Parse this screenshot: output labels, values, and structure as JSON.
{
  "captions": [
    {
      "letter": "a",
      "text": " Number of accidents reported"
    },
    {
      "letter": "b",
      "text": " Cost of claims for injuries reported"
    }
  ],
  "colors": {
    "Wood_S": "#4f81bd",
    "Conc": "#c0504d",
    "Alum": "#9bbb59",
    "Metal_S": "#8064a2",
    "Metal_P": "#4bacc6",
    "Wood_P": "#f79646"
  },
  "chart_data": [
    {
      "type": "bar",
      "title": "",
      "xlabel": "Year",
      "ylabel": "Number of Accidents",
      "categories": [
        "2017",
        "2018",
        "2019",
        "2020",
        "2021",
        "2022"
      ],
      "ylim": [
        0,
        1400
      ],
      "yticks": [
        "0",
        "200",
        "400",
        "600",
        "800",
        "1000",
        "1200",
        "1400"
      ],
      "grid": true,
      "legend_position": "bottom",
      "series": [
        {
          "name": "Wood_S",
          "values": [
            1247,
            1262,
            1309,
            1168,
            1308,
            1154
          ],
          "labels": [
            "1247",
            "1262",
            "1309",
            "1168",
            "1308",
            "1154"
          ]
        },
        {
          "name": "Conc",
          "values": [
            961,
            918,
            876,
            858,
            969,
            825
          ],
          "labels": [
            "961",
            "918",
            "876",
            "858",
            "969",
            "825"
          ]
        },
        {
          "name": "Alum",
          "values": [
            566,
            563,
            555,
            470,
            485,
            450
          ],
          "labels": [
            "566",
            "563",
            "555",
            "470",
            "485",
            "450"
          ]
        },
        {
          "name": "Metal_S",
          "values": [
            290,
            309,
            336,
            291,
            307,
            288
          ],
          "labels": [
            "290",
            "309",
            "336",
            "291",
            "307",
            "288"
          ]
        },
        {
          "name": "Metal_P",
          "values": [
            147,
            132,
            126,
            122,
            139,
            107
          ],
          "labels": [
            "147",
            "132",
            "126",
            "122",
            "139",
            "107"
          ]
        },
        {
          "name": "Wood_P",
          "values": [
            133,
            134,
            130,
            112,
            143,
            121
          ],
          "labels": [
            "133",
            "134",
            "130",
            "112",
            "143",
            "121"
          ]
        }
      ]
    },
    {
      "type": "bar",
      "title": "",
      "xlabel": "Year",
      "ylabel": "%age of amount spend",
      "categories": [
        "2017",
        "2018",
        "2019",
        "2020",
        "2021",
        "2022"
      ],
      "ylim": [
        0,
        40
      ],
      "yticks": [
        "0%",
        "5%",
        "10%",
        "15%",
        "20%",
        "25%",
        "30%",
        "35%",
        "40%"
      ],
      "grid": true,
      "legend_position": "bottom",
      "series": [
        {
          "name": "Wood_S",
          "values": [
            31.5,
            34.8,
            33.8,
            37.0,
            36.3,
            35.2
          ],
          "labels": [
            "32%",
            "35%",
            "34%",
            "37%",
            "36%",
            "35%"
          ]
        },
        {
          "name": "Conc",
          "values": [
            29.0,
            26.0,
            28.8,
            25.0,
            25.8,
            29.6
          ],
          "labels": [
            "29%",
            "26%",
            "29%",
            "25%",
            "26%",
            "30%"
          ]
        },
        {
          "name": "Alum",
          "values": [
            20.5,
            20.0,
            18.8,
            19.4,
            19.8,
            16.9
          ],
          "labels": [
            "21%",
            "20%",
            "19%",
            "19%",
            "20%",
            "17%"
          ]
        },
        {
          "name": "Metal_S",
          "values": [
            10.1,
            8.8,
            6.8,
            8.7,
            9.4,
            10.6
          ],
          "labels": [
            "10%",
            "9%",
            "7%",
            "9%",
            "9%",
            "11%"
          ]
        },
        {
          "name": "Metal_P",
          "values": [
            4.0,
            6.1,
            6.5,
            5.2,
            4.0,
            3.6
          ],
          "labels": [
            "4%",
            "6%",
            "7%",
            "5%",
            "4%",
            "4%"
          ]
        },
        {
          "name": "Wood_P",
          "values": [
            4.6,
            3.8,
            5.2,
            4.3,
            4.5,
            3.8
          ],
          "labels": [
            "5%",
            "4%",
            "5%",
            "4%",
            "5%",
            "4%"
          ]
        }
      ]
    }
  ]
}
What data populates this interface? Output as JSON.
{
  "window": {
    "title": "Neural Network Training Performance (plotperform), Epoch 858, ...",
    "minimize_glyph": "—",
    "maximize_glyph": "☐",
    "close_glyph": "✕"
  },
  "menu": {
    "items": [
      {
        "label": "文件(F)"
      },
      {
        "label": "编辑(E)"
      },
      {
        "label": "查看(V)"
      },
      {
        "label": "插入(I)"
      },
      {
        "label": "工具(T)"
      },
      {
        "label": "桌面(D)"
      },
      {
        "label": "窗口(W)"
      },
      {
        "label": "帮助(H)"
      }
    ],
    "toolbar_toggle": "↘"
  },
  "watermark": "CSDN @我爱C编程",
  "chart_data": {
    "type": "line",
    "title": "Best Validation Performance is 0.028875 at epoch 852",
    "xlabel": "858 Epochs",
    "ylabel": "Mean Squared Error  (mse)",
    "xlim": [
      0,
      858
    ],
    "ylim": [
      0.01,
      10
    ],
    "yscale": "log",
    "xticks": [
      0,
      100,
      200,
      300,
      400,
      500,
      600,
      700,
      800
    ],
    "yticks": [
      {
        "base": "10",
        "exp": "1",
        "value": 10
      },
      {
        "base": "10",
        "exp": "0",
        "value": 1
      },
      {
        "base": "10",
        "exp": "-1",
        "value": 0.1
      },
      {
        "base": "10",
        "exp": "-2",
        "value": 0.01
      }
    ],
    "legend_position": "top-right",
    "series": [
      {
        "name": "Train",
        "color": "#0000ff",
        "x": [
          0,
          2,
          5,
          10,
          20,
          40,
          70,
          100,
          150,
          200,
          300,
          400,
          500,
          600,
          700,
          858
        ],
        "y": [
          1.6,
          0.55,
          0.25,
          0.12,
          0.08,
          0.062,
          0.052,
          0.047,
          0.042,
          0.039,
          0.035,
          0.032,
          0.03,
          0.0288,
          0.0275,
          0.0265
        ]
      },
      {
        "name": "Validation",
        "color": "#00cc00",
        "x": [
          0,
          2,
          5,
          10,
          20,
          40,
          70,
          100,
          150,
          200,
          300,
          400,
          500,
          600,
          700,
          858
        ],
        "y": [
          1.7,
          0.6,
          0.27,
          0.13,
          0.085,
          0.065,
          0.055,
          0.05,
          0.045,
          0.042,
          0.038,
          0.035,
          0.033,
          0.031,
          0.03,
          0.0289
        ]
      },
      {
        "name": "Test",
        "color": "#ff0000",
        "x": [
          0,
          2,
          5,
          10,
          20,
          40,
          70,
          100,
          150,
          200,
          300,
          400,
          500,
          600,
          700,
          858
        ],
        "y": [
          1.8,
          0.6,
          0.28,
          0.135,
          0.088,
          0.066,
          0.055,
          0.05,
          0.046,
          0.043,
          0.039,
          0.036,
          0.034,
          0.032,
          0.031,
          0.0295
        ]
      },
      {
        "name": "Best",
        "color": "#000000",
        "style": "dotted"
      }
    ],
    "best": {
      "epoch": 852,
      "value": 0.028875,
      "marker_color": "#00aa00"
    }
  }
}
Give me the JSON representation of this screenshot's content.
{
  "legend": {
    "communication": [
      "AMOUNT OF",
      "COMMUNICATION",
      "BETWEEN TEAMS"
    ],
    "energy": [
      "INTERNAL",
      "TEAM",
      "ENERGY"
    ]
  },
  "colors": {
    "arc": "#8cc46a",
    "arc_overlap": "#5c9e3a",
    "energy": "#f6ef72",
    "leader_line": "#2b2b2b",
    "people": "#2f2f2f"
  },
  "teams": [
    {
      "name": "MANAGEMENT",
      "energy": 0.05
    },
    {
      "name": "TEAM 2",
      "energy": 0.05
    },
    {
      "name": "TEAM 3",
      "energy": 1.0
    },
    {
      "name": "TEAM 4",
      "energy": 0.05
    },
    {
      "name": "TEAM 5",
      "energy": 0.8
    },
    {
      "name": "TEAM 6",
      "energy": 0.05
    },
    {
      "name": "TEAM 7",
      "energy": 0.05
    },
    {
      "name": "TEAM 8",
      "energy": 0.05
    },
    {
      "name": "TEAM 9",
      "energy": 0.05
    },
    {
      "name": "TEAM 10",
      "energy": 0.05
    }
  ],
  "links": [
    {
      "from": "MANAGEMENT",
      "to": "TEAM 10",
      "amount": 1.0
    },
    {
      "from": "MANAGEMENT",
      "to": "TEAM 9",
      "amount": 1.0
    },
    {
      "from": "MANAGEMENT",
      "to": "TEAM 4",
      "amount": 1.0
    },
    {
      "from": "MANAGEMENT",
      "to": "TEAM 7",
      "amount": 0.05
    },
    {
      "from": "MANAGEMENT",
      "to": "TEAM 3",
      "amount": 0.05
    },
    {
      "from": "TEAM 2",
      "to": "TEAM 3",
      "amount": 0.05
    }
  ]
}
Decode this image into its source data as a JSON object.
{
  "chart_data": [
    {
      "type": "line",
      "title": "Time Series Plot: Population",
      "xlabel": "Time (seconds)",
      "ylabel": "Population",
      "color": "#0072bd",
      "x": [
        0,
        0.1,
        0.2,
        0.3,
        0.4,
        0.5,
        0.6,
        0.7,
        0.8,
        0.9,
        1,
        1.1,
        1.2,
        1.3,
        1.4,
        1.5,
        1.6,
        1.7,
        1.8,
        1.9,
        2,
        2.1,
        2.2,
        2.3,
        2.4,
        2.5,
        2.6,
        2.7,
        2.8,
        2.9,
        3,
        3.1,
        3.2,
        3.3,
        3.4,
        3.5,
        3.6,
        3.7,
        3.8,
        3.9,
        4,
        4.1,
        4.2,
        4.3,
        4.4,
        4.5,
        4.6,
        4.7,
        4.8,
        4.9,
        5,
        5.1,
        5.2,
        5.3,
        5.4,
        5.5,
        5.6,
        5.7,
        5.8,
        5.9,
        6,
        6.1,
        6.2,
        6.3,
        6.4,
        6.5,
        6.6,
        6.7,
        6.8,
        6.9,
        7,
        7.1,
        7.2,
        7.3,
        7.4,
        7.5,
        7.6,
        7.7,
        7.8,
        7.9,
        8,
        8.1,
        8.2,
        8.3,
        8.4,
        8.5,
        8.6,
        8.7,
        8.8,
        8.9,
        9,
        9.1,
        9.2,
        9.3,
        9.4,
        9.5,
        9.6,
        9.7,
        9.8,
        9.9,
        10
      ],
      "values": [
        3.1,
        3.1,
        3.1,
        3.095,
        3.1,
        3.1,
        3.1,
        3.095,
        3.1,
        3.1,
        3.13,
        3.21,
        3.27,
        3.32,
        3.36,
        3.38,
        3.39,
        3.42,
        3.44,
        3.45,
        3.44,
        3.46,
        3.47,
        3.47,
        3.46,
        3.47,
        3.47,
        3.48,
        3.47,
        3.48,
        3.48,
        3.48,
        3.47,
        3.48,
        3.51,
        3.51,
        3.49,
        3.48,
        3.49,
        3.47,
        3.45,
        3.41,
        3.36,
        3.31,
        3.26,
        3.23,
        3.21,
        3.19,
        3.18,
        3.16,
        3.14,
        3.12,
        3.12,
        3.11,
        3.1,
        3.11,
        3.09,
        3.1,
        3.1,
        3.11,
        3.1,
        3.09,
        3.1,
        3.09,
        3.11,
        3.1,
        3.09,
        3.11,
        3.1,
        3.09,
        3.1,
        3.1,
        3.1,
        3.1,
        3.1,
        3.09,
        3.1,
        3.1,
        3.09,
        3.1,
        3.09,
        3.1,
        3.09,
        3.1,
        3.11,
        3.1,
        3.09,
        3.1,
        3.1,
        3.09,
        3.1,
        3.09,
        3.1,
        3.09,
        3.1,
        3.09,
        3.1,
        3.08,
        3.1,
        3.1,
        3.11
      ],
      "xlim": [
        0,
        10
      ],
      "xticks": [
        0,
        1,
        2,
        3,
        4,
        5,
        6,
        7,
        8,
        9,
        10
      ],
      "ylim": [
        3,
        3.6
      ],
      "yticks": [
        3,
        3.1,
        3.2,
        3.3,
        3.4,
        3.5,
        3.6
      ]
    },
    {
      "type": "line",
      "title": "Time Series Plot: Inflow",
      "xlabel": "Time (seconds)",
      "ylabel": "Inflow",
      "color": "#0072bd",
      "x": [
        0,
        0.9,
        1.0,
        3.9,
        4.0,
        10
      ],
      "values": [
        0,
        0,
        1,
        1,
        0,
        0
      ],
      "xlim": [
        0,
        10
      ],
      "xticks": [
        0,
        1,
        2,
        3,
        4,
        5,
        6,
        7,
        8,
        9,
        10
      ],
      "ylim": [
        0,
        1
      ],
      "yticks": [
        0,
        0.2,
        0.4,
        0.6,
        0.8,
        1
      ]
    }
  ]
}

Task instructions> Keep only the lines that hold the string "ylabel", and copy them out.

Reply>
      "ylabel": "Number of Accidents",
      "ylabel": "%age of amount spend",
    "ylabel": "Mean Squared Error  (mse)",
      "ylabel": "Population",
      "ylabel": "Inflow",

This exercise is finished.